**Exercise brief**
Working from the entries below, count every line that includes the word "title". Return the figure alone.

**Data listing**
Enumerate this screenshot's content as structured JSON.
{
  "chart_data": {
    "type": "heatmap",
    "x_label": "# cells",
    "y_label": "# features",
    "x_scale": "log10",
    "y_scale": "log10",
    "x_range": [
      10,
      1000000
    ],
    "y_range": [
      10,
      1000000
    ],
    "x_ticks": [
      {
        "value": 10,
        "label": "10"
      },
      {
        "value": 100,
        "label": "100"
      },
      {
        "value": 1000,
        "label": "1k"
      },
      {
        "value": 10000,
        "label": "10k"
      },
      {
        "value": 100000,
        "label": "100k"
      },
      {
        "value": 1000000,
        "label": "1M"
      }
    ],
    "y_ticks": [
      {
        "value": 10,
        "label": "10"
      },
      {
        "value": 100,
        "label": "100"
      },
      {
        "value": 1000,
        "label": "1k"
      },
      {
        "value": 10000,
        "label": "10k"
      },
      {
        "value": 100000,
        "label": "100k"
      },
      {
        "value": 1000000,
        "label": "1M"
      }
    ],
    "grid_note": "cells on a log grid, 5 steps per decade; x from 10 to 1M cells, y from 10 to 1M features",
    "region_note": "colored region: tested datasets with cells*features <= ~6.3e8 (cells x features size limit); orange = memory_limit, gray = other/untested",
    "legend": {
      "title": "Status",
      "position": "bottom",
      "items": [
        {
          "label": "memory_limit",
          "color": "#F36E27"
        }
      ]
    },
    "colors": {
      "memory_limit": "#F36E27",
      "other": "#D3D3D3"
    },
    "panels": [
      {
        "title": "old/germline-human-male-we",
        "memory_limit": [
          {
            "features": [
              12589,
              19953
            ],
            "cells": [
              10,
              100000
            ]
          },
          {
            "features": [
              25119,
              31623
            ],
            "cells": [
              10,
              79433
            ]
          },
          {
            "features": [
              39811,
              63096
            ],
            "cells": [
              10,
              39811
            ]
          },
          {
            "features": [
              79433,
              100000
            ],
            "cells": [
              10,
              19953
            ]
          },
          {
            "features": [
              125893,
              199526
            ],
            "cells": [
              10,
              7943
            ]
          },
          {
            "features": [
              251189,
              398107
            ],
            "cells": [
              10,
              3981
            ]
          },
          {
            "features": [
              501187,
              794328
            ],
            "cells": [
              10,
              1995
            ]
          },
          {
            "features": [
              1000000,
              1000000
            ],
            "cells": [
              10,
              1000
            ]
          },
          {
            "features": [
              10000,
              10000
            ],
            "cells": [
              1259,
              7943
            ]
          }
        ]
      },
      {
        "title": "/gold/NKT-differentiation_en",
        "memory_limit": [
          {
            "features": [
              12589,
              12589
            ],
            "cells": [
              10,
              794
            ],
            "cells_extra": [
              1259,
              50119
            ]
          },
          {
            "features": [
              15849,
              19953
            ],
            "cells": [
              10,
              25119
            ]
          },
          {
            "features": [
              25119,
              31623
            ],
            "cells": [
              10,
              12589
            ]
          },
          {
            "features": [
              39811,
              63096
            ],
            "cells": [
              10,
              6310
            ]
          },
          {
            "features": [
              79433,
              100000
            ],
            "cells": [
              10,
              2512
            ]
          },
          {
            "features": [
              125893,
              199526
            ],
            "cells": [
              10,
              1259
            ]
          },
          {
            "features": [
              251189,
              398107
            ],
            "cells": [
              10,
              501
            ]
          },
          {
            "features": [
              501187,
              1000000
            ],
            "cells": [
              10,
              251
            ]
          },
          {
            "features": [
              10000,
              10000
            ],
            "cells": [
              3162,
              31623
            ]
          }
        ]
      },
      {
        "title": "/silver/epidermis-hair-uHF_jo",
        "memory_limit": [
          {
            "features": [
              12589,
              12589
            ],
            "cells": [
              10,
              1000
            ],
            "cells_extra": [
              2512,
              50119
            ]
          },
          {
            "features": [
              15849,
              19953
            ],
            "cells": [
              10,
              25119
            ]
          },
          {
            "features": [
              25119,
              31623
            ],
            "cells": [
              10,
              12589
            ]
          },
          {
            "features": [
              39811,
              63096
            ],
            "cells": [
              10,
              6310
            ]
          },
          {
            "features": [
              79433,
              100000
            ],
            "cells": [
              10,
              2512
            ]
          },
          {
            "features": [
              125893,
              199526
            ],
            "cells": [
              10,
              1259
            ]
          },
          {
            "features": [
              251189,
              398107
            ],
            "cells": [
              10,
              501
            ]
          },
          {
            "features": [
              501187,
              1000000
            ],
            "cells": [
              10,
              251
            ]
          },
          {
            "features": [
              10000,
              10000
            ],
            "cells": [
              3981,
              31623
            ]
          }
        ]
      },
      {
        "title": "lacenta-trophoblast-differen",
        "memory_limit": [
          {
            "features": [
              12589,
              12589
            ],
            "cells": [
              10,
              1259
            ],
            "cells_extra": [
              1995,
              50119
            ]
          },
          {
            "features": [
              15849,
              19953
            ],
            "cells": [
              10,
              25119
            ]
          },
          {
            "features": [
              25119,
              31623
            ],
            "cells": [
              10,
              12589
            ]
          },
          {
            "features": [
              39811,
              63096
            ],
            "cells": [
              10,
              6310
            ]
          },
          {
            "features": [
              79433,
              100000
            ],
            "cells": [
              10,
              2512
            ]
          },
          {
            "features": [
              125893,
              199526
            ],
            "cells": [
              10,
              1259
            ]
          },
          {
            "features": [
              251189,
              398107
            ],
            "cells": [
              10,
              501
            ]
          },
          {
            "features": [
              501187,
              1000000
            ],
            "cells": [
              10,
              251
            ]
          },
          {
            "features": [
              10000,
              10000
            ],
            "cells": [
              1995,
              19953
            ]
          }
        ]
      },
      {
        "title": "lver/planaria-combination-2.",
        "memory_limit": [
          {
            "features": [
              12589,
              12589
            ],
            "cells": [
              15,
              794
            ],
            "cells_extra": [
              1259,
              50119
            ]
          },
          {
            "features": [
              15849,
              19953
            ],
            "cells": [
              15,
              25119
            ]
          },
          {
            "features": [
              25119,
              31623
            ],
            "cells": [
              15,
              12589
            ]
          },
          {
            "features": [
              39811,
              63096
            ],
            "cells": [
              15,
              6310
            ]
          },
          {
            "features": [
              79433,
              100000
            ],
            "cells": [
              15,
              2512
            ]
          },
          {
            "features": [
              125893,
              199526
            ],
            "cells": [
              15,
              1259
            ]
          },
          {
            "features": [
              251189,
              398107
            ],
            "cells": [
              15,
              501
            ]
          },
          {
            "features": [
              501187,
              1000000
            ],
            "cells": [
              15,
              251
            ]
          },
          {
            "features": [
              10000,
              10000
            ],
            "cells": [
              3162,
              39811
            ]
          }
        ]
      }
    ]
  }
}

**Solution for this task**
6